• [WHAT YOU WILL DO]
Collect all the lines that mention the word "this".

• [RECORD EXTRACTS]
☆ ☆ ☆ ☆ ☆
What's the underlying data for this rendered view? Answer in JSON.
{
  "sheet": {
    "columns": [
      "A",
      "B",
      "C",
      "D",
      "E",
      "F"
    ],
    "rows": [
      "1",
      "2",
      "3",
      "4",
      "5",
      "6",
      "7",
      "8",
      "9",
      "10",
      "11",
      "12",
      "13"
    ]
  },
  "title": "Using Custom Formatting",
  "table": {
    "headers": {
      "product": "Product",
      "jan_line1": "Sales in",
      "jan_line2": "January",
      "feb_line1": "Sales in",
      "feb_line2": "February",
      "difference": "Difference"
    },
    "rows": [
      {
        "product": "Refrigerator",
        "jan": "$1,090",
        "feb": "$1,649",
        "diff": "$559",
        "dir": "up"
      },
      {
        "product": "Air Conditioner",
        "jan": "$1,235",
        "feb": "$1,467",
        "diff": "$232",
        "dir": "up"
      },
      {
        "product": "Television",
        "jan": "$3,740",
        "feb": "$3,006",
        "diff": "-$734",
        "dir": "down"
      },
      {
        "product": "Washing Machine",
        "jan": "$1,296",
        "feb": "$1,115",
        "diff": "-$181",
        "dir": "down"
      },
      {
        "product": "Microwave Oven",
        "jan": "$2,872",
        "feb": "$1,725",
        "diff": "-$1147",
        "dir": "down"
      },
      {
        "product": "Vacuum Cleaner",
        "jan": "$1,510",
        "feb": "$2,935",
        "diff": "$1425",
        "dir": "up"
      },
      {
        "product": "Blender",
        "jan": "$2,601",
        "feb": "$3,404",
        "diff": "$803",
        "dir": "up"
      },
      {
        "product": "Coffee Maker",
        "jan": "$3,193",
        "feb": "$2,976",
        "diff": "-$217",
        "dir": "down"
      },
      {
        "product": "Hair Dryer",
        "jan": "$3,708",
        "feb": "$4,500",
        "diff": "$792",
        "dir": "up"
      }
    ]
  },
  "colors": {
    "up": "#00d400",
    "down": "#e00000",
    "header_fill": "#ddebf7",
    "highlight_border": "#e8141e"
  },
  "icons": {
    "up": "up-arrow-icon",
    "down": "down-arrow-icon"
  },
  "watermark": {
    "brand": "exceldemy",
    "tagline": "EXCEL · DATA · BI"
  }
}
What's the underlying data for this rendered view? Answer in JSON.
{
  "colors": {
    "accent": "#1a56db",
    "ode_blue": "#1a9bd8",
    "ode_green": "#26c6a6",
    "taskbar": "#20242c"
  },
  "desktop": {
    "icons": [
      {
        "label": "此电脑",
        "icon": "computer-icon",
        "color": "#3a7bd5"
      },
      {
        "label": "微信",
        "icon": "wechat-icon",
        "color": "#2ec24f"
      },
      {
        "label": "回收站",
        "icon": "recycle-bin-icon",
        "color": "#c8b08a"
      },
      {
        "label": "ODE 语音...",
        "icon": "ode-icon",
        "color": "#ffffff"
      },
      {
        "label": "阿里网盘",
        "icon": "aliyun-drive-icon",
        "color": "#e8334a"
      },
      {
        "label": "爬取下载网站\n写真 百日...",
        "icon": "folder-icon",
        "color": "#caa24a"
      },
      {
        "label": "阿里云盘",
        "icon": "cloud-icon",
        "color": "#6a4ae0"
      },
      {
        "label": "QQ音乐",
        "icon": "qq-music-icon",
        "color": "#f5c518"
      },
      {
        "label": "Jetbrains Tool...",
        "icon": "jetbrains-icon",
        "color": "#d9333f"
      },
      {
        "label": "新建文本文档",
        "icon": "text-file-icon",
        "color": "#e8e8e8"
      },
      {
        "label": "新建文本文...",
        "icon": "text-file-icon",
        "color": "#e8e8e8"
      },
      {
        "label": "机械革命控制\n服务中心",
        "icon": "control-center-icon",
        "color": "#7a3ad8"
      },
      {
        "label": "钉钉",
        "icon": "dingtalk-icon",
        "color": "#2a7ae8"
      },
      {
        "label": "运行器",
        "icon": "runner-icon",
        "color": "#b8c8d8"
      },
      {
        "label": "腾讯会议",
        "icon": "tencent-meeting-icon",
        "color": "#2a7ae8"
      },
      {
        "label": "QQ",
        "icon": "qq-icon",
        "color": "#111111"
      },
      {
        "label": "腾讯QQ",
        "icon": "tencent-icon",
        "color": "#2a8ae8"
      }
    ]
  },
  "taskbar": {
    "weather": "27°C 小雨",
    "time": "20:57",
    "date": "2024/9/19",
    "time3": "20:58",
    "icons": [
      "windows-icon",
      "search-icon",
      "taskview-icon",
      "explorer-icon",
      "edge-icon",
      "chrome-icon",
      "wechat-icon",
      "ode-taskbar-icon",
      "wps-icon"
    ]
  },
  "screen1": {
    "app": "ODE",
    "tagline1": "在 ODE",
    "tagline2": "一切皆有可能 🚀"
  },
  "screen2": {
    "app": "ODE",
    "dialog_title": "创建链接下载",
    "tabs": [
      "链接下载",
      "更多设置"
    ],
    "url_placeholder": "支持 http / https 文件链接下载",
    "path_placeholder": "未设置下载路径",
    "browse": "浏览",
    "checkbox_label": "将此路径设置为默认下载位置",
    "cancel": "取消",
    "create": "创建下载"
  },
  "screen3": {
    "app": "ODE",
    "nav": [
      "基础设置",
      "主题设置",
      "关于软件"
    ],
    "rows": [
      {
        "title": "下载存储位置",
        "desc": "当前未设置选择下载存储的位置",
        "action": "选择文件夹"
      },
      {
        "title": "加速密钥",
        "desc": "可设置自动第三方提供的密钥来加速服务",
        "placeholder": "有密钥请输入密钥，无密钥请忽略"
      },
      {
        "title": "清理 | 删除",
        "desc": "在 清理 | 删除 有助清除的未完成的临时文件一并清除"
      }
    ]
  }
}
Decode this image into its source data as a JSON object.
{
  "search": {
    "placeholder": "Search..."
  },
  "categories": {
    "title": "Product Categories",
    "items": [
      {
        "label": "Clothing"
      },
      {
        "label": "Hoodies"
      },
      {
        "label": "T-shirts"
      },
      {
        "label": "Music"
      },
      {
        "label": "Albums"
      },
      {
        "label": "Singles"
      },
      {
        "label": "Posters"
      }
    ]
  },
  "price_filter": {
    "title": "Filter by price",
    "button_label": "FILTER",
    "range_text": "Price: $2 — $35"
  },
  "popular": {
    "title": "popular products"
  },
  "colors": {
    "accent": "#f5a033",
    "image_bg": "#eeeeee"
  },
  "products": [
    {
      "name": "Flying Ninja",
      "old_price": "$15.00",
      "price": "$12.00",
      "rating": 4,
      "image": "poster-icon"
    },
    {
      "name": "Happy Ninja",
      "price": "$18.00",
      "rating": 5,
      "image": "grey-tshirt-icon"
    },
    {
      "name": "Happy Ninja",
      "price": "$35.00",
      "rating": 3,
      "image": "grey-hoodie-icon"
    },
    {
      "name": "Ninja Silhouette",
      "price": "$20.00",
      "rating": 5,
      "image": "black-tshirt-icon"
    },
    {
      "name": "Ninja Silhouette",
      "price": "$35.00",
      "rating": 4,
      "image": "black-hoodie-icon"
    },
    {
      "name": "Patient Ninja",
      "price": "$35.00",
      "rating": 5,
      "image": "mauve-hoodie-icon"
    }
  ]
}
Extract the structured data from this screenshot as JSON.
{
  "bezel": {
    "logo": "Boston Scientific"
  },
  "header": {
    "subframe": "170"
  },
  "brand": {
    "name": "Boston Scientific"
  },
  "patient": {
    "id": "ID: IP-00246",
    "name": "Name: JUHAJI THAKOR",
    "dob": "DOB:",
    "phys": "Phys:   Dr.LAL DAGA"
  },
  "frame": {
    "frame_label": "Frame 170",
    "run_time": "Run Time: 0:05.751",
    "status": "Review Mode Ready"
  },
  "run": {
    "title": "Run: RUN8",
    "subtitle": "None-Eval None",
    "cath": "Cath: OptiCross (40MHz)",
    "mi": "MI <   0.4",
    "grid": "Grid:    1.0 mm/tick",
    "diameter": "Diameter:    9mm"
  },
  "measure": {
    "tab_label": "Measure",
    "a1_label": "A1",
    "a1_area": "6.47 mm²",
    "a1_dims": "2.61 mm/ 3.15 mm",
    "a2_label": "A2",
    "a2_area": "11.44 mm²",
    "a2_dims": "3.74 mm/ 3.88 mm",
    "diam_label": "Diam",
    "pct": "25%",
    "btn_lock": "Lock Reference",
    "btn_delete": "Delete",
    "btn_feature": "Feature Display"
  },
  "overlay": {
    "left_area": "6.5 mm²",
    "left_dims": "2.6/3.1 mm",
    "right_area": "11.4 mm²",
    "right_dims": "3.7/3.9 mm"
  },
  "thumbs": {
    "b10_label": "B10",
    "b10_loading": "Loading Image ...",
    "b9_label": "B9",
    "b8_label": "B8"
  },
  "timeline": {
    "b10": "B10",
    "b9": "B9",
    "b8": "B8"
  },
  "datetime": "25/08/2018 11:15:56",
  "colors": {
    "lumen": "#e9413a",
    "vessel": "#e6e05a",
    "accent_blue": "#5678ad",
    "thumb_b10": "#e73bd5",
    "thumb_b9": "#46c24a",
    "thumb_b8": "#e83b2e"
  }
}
☆ ☆ ☆ ☆ ☆
• [EXERCISE SOLUTION]
What's the underlying data for this rendered view? Answer in JSON.
What's the underlying data for this rendered view? Answer in JSON.
Decode this image into its source data as a JSON object.
Extract the structured data from this screenshot as JSON.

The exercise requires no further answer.